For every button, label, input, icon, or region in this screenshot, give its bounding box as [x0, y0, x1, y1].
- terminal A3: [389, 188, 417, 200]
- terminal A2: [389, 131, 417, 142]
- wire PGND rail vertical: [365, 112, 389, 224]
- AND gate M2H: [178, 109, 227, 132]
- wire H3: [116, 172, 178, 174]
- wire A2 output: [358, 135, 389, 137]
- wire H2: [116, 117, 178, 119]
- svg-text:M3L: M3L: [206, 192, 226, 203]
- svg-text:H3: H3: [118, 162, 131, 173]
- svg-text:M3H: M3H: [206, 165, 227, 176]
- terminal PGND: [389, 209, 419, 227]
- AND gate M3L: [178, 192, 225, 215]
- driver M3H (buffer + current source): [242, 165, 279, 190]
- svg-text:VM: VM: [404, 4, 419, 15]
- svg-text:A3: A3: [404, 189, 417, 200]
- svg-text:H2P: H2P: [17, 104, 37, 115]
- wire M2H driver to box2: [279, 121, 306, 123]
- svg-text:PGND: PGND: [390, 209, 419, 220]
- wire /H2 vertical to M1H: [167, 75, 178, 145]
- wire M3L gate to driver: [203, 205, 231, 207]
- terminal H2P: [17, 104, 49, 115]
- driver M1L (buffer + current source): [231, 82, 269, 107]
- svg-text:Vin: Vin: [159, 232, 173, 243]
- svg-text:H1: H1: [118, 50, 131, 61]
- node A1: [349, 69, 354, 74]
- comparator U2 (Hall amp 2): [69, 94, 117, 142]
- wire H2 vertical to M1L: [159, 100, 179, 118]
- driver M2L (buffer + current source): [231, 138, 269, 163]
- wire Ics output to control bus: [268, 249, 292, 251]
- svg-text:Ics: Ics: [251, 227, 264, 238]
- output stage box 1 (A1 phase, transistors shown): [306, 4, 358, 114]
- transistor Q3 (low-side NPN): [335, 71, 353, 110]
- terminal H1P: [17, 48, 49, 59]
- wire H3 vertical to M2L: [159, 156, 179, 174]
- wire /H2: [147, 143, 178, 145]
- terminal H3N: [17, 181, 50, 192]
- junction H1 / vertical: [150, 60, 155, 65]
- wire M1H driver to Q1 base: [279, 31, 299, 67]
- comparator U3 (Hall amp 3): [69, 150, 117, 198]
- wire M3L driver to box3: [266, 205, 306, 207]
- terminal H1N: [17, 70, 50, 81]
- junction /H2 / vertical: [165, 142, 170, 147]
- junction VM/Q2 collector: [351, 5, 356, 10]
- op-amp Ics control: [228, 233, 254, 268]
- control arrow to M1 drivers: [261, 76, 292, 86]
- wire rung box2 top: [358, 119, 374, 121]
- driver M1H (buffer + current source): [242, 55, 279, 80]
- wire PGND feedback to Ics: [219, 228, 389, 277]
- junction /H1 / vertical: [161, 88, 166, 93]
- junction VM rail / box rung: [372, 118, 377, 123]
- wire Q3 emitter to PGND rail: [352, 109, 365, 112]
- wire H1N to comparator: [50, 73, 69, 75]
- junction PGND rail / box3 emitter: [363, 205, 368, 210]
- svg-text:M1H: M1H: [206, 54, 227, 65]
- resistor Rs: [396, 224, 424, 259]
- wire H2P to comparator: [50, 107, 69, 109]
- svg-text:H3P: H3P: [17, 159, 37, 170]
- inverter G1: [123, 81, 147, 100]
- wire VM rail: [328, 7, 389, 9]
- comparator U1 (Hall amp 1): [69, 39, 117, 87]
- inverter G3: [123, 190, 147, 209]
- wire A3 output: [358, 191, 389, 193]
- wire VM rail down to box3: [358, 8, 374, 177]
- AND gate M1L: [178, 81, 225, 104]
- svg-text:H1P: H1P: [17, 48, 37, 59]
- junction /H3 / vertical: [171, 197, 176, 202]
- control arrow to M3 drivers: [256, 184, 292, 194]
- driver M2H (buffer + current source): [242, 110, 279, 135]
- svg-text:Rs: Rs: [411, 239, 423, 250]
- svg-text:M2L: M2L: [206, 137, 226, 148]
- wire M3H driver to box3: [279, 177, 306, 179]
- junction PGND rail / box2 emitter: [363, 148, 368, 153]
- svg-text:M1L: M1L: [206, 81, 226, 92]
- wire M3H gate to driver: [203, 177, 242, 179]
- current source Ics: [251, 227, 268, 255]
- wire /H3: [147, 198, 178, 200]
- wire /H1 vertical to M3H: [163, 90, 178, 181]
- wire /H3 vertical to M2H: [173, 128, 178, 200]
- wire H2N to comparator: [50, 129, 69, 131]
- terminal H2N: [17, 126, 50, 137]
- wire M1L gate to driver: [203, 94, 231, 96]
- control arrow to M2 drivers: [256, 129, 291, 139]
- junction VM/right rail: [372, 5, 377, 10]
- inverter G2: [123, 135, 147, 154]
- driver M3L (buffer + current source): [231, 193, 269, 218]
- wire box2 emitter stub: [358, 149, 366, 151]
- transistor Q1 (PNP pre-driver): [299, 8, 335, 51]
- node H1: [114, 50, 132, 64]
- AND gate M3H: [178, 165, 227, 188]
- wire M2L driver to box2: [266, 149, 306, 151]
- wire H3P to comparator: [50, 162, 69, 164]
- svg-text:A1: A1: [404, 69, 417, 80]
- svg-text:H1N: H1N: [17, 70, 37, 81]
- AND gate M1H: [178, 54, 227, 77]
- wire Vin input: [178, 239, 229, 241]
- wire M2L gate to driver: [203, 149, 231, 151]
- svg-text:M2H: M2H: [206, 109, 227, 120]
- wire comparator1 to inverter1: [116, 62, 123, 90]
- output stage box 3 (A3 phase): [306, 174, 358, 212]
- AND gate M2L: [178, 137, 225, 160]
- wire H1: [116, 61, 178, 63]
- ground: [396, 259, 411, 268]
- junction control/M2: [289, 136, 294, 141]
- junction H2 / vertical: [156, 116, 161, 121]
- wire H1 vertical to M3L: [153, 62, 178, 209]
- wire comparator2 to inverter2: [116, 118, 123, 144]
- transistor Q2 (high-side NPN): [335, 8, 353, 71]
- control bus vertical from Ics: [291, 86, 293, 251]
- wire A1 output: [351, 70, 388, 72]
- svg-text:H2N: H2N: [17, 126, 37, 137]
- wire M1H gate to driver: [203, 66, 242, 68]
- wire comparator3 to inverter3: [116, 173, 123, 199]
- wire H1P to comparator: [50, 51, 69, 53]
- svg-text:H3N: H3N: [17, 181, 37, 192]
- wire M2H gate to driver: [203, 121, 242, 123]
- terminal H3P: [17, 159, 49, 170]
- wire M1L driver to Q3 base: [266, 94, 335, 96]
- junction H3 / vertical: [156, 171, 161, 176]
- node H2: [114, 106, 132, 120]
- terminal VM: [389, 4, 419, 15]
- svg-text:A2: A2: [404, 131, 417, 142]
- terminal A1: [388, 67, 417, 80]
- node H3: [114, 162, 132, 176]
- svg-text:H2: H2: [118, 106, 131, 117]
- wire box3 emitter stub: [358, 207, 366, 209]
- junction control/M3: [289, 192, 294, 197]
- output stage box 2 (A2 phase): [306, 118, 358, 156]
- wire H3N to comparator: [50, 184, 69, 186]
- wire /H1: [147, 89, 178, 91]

■ Task requirements: Render the rows above as a JSON array of strings, one string per line, with blank lines omitted.

■ The completed task:
[
  "For every button, label, input, icon, or region in this screenshot, give its bounding box as [x0, y0, x1, y1].",
  "- terminal A3: [389, 188, 417, 200]",
  "- terminal A2: [389, 131, 417, 142]",
  "- wire PGND rail vertical: [365, 112, 389, 224]",
  "- AND gate M2H: [178, 109, 227, 132]",
  "- wire H3: [116, 172, 178, 174]",
  "- wire A2 output: [358, 135, 389, 137]",
  "- wire H2: [116, 117, 178, 119]",
  "- svg-text:M3L: M3L: [206, 192, 226, 203]",
  "- svg-text:H3: H3: [118, 162, 131, 173]",
  "- svg-text:M3H: M3H: [206, 165, 227, 176]",
  "- terminal PGND: [389, 209, 419, 227]",
  "- AND gate M3L: [178, 192, 225, 215]",
  "- driver M3H (buffer + current source): [242, 165, 279, 190]",
  "- svg-text:VM: VM: [404, 4, 419, 15]",
  "- svg-text:A3: A3: [404, 189, 417, 200]",
  "- svg-text:H2P: H2P: [17, 104, 37, 115]",
  "- wire M2H driver to box2: [279, 121, 306, 123]",
  "- svg-text:PGND: PGND: [390, 209, 419, 220]",
  "- wire /H2 vertical to M1H: [167, 75, 178, 145]",
  "- wire M3L gate to driver: [203, 205, 231, 207]",
  "- terminal H2P: [17, 104, 49, 115]",
  "- driver M1L (buffer + current source): [231, 82, 269, 107]",
  "- svg-text:Vin: Vin: [159, 232, 173, 243]",
  "- svg-text:H1: H1: [118, 50, 131, 61]",
  "- node A1: [349, 69, 354, 74]",
  "- comparator U2 (Hall amp 2): [69, 94, 117, 142]",
  "- wire H2 vertical to M1L: [159, 100, 179, 118]",
  "- driver M2L (buffer + current source): [231, 138, 269, 163]",
  "- wire Ics output to control bus: [268, 249, 292, 251]",
  "- svg-text:Ics: Ics: [251, 227, 264, 238]",
  "- output stage box 1 (A1 phase, transistors shown): [306, 4, 358, 114]",
  "- transistor Q3 (low-side NPN): [335, 71, 353, 110]",
  "- terminal H1P: [17, 48, 49, 59]",
  "- wire H3 vertical to M2L: [159, 156, 179, 174]",
  "- wire /H2: [147, 143, 178, 145]",
  "- terminal H3N: [17, 181, 50, 192]",
  "- junction H1 / vertical: [150, 60, 155, 65]",
  "- wire M1H driver to Q1 base: [279, 31, 299, 67]",
  "- comparator U3 (Hall amp 3): [69, 150, 117, 198]",
  "- wire M3L driver to box3: [266, 205, 306, 207]",
  "- terminal H1N: [17, 70, 50, 81]",
  "- junction /H2 / vertical: [165, 142, 170, 147]",
  "- junction VM/Q2 collector: [351, 5, 356, 10]",
  "- op-amp Ics control: [228, 233, 254, 268]",
  "- control arrow to M1 drivers: [261, 76, 292, 86]",
  "- wire rung box2 top: [358, 119, 374, 121]",
  "- driver M1H (buffer + current source): [242, 55, 279, 80]",
  "- wire PGND feedback to Ics: [219, 228, 389, 277]",
  "- junction /H1 / vertical: [161, 88, 166, 93]",
  "- junction VM rail / box rung: [372, 118, 377, 123]",
  "- wire Q3 emitter to PGND rail: [352, 109, 365, 112]",
  "- wire H1N to comparator: [50, 73, 69, 75]",
  "- junction PGND rail / box3 emitter: [363, 205, 368, 210]",
  "- svg-text:M1H: M1H: [206, 54, 227, 65]",
  "- resistor Rs: [396, 224, 424, 259]",
  "- wire H2P to comparator: [50, 107, 69, 109]",
  "- svg-text:H3P: H3P: [17, 159, 37, 170]",
  "- inverter G1: [123, 81, 147, 100]",
  "- wire VM rail: [328, 7, 389, 9]",
  "- comparator U1 (Hall amp 1): [69, 39, 117, 87]",
  "- inverter G3: [123, 190, 147, 209]",
  "- wire A3 output: [358, 191, 389, 193]",
  "- wire VM rail down to box3: [358, 8, 374, 177]",
  "- AND gate M1L: [178, 81, 225, 104]",
  "- svg-text:H1P: H1P: [17, 48, 37, 59]",
  "- junction /H3 / vertical: [171, 197, 176, 202]",
  "- control arrow to M3 drivers: [256, 184, 292, 194]",
  "- driver M2H (buffer + current source): [242, 110, 279, 135]",
  "- svg-text:Rs: Rs: [411, 239, 423, 250]",
  "- svg-text:M2L: M2L: [206, 137, 226, 148]",
  "- wire M3H driver to box3: [279, 177, 306, 179]",
  "- junction PGND rail / box2 emitter: [363, 148, 368, 153]",
  "- svg-text:M1L: M1L: [206, 81, 226, 92]",
  "- wire M3H gate to driver: [203, 177, 242, 179]",
  "- current source Ics: [251, 227, 268, 255]",
  "- wire /H3: [147, 198, 178, 200]",
  "- wire /H1 vertical to M3H: [163, 90, 178, 181]",
  "- wire /H3 vertical to M2H: [173, 128, 178, 200]",
  "- wire H2N to comparator: [50, 129, 69, 131]",
  "- terminal H2N: [17, 126, 50, 137]",
  "- wire M1L gate to driver: [203, 94, 231, 96]",
  "- control arrow to M2 drivers: [256, 129, 291, 139]",
  "- junction VM/right rail: [372, 5, 377, 10]",
  "- inverter G2: [123, 135, 147, 154]",
  "- driver M3L (buffer + current source): [231, 193, 269, 218]",
  "- wire box2 emitter stub: [358, 149, 366, 151]",
  "- transistor Q1 (PNP pre-driver): [299, 8, 335, 51]",
  "- node H1: [114, 50, 132, 64]",
  "- AND gate M3H: [178, 165, 227, 188]",
  "- wire M2L driver to box2: [266, 149, 306, 151]",
  "- wire H3P to comparator: [50, 162, 69, 164]",
  "- svg-text:A1: A1: [404, 69, 417, 80]",
  "- svg-text:H1N: H1N: [17, 70, 37, 81]",
  "- AND gate M1H: [178, 54, 227, 77]",
  "- wire Vin input: [178, 239, 229, 241]",
  "- wire M2L gate to driver: [203, 149, 231, 151]",
  "- svg-text:M2H: M2H: [206, 109, 227, 120]",
  "- wire comparator1 to inverter1: [116, 62, 123, 90]",
  "- output stage box 3 (A3 phase): [306, 174, 358, 212]",
  "- AND gate M2L: [178, 137, 225, 160]",
  "- wire H1: [116, 61, 178, 63]",
  "- ground: [396, 259, 411, 268]",
  "- junction control/M2: [289, 136, 294, 141]",
  "- junction H2 / vertical: [156, 116, 161, 121]",
  "- wire H1 vertical to M3L: [153, 62, 178, 209]",
  "- wire comparator2 to inverter2: [116, 118, 123, 144]",
  "- transistor Q2 (high-side NPN): [335, 8, 353, 71]",
  "- control bus vertical from Ics: [291, 86, 293, 251]",
  "- wire A1 output: [351, 70, 388, 72]",
  "- svg-text:H2N: H2N: [17, 126, 37, 137]",
  "- wire M1H gate to driver: [203, 66, 242, 68]",
  "- wire comparator3 to inverter3: [116, 173, 123, 199]",
  "- wire H1P to comparator: [50, 51, 69, 53]",
  "- svg-text:H3N: H3N: [17, 181, 37, 192]",
  "- wire M2H gate to driver: [203, 121, 242, 123]",
  "- terminal H3P: [17, 159, 49, 170]",
  "- wire M1L driver to Q3 base: [266, 94, 335, 96]",
  "- junction H3 / vertical: [156, 171, 161, 176]",
  "- node H2: [114, 106, 132, 120]",
  "- terminal VM: [389, 4, 419, 15]",
  "- svg-text:A2: A2: [404, 131, 417, 142]",
  "- terminal A1: [388, 67, 417, 80]",
  "- node H3: [114, 162, 132, 176]",
  "- svg-text:H2: H2: [118, 106, 131, 117]",
  "- wire box3 emitter stub: [358, 207, 366, 209]",
  "- junction control/M3: [289, 192, 294, 197]",
  "- output stage box 2 (A2 phase): [306, 118, 358, 156]",
  "- wire H3N to comparator: [50, 184, 69, 186]",
  "- wire /H1: [147, 89, 178, 91]"
]